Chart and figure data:
========================
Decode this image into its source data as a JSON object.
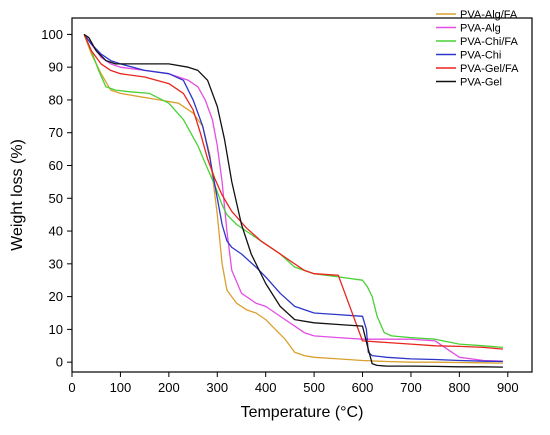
{
  "chart_data": {
    "type": "line",
    "title": "",
    "xlabel": "Temperature (°C)",
    "ylabel": "Weight loss (%)",
    "xlim": [
      0,
      950
    ],
    "ylim": [
      -3,
      105
    ],
    "xticks": [
      0,
      100,
      200,
      300,
      400,
      500,
      600,
      700,
      800,
      900
    ],
    "yticks": [
      0,
      10,
      20,
      30,
      40,
      50,
      60,
      70,
      80,
      90,
      100
    ],
    "legend_position": "top-right",
    "grid": false,
    "series": [
      {
        "name": "PVA-Alg/FA",
        "color": "#d9a030",
        "x": [
          25,
          40,
          60,
          80,
          100,
          140,
          180,
          220,
          250,
          270,
          285,
          300,
          310,
          320,
          340,
          360,
          380,
          400,
          420,
          440,
          460,
          480,
          500,
          550,
          600,
          650,
          700,
          750,
          800,
          850,
          890
        ],
        "y": [
          100,
          94,
          88,
          83,
          82,
          81,
          80,
          79,
          76,
          72,
          63,
          45,
          30,
          22,
          18,
          16,
          15,
          13,
          10,
          7,
          3,
          2,
          1.5,
          1,
          0.5,
          0.2,
          0,
          0,
          -0.1,
          -0.2,
          -0.3
        ]
      },
      {
        "name": "PVA-Alg",
        "color": "#e34ee3",
        "x": [
          25,
          40,
          60,
          80,
          100,
          150,
          200,
          240,
          260,
          275,
          290,
          300,
          310,
          320,
          330,
          350,
          380,
          400,
          420,
          440,
          460,
          480,
          500,
          550,
          600,
          650,
          700,
          750,
          800,
          850,
          890
        ],
        "y": [
          100,
          97,
          93,
          91,
          90,
          89,
          88,
          86,
          84,
          80,
          74,
          66,
          55,
          40,
          28,
          21,
          18,
          17,
          15,
          13,
          11,
          9,
          8,
          7.5,
          7,
          7,
          7,
          6.5,
          1.5,
          0.5,
          0.3
        ]
      },
      {
        "name": "PVA-Chi/FA",
        "color": "#49d135",
        "x": [
          25,
          40,
          55,
          70,
          90,
          120,
          160,
          200,
          230,
          260,
          280,
          295,
          310,
          320,
          340,
          360,
          380,
          400,
          430,
          460,
          500,
          550,
          600,
          610,
          620,
          630,
          645,
          660,
          700,
          750,
          800,
          850,
          890
        ],
        "y": [
          100,
          95,
          89,
          84,
          83,
          82.5,
          82,
          79,
          74,
          66,
          59,
          54,
          48,
          45,
          42,
          40,
          38,
          36,
          33,
          29,
          27,
          26,
          25,
          23,
          20,
          14,
          9,
          8,
          7.5,
          7,
          5.5,
          5,
          4.5
        ]
      },
      {
        "name": "PVA-Chi",
        "color": "#2c36c8",
        "x": [
          25,
          40,
          60,
          80,
          100,
          150,
          200,
          230,
          250,
          270,
          285,
          300,
          310,
          320,
          330,
          350,
          380,
          400,
          430,
          460,
          500,
          550,
          600,
          608,
          612,
          620,
          650,
          700,
          750,
          800,
          850,
          890
        ],
        "y": [
          100,
          97,
          94,
          92,
          91,
          89,
          88,
          86,
          80,
          72,
          62,
          50,
          42,
          37,
          35,
          33,
          29,
          26,
          21,
          17,
          15,
          14.5,
          14,
          10,
          3,
          2,
          1.5,
          1,
          0.8,
          0.5,
          0.3,
          0.2
        ]
      },
      {
        "name": "PVA-Gel/FA",
        "color": "#e8251f",
        "x": [
          25,
          40,
          60,
          80,
          100,
          150,
          200,
          230,
          250,
          265,
          280,
          295,
          310,
          330,
          360,
          390,
          420,
          450,
          480,
          500,
          550,
          600,
          650,
          700,
          750,
          800,
          850,
          890
        ],
        "y": [
          100,
          95,
          91,
          89,
          88,
          87,
          85,
          82,
          77,
          70,
          62,
          56,
          51,
          46,
          41,
          37,
          34,
          31,
          28,
          27,
          26.5,
          6.5,
          6,
          5.5,
          5,
          4.8,
          4.5,
          4
        ]
      },
      {
        "name": "PVA-Gel",
        "color": "#111111",
        "x": [
          25,
          35,
          50,
          70,
          90,
          120,
          160,
          200,
          240,
          260,
          280,
          300,
          315,
          330,
          350,
          370,
          400,
          430,
          460,
          500,
          550,
          600,
          610,
          620,
          630,
          650,
          700,
          750,
          800,
          850,
          890
        ],
        "y": [
          100,
          99,
          95,
          92,
          91,
          91,
          91,
          91,
          90,
          89,
          86,
          78,
          68,
          55,
          42,
          33,
          24,
          17,
          13,
          12,
          11.5,
          11,
          5,
          -0.5,
          -1,
          -1.2,
          -1.2,
          -1.3,
          -1.4,
          -1.4,
          -1.5
        ]
      }
    ]
  }
}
========================
Requirement -> Retype each record exactly as it stands, but do not include the pictures.

Solution for this exercise ->
Decode this image into its source data as a JSON object.
{
  "chart_data": {
    "type": "line",
    "title": "",
    "xlabel": "Temperature (°C)",
    "ylabel": "Weight loss (%)",
    "xlim": [
      0,
      950
    ],
    "ylim": [
      -3,
      105
    ],
    "xticks": [
      0,
      100,
      200,
      300,
      400,
      500,
      600,
      700,
      800,
      900
    ],
    "yticks": [
      0,
      10,
      20,
      30,
      40,
      50,
      60,
      70,
      80,
      90,
      100
    ],
    "legend_position": "top-right",
    "grid": false,
    "series": [
      {
        "name": "PVA-Alg/FA",
        "color": "#d9a030",
        "x": [
          25,
          40,
          60,
          80,
          100,
          140,
          180,
          220,
          250,
          270,
          285,
          300,
          310,
          320,
          340,
          360,
          380,
          400,
          420,
          440,
          460,
          480,
          500,
          550,
          600,
          650,
          700,
          750,
          800,
          850,
          890
        ],
        "y": [
          100,
          94,
          88,
          83,
          82,
          81,
          80,
          79,
          76,
          72,
          63,
          45,
          30,
          22,
          18,
          16,
          15,
          13,
          10,
          7,
          3,
          2,
          1.5,
          1,
          0.5,
          0.2,
          0,
          0,
          -0.1,
          -0.2,
          -0.3
        ]
      },
      {
        "name": "PVA-Alg",
        "color": "#e34ee3",
        "x": [
          25,
          40,
          60,
          80,
          100,
          150,
          200,
          240,
          260,
          275,
          290,
          300,
          310,
          320,
          330,
          350,
          380,
          400,
          420,
          440,
          460,
          480,
          500,
          550,
          600,
          650,
          700,
          750,
          800,
          850,
          890
        ],
        "y": [
          100,
          97,
          93,
          91,
          90,
          89,
          88,
          86,
          84,
          80,
          74,
          66,
          55,
          40,
          28,
          21,
          18,
          17,
          15,
          13,
          11,
          9,
          8,
          7.5,
          7,
          7,
          7,
          6.5,
          1.5,
          0.5,
          0.3
        ]
      },
      {
        "name": "PVA-Chi/FA",
        "color": "#49d135",
        "x": [
          25,
          40,
          55,
          70,
          90,
          120,
          160,
          200,
          230,
          260,
          280,
          295,
          310,
          320,
          340,
          360,
          380,
          400,
          430,
          460,
          500,
          550,
          600,
          610,
          620,
          630,
          645,
          660,
          700,
          750,
          800,
          850,
          890
        ],
        "y": [
          100,
          95,
          89,
          84,
          83,
          82.5,
          82,
          79,
          74,
          66,
          59,
          54,
          48,
          45,
          42,
          40,
          38,
          36,
          33,
          29,
          27,
          26,
          25,
          23,
          20,
          14,
          9,
          8,
          7.5,
          7,
          5.5,
          5,
          4.5
        ]
      },
      {
        "name": "PVA-Chi",
        "color": "#2c36c8",
        "x": [
          25,
          40,
          60,
          80,
          100,
          150,
          200,
          230,
          250,
          270,
          285,
          300,
          310,
          320,
          330,
          350,
          380,
          400,
          430,
          460,
          500,
          550,
          600,
          608,
          612,
          620,
          650,
          700,
          750,
          800,
          850,
          890
        ],
        "y": [
          100,
          97,
          94,
          92,
          91,
          89,
          88,
          86,
          80,
          72,
          62,
          50,
          42,
          37,
          35,
          33,
          29,
          26,
          21,
          17,
          15,
          14.5,
          14,
          10,
          3,
          2,
          1.5,
          1,
          0.8,
          0.5,
          0.3,
          0.2
        ]
      },
      {
        "name": "PVA-Gel/FA",
        "color": "#e8251f",
        "x": [
          25,
          40,
          60,
          80,
          100,
          150,
          200,
          230,
          250,
          265,
          280,
          295,
          310,
          330,
          360,
          390,
          420,
          450,
          480,
          500,
          550,
          600,
          650,
          700,
          750,
          800,
          850,
          890
        ],
        "y": [
          100,
          95,
          91,
          89,
          88,
          87,
          85,
          82,
          77,
          70,
          62,
          56,
          51,
          46,
          41,
          37,
          34,
          31,
          28,
          27,
          26.5,
          6.5,
          6,
          5.5,
          5,
          4.8,
          4.5,
          4
        ]
      },
      {
        "name": "PVA-Gel",
        "color": "#111111",
        "x": [
          25,
          35,
          50,
          70,
          90,
          120,
          160,
          200,
          240,
          260,
          280,
          300,
          315,
          330,
          350,
          370,
          400,
          430,
          460,
          500,
          550,
          600,
          610,
          620,
          630,
          650,
          700,
          750,
          800,
          850,
          890
        ],
        "y": [
          100,
          99,
          95,
          92,
          91,
          91,
          91,
          91,
          90,
          89,
          86,
          78,
          68,
          55,
          42,
          33,
          24,
          17,
          13,
          12,
          11.5,
          11,
          5,
          -0.5,
          -1,
          -1.2,
          -1.2,
          -1.3,
          -1.4,
          -1.4,
          -1.5
        ]
      }
    ]
  }
}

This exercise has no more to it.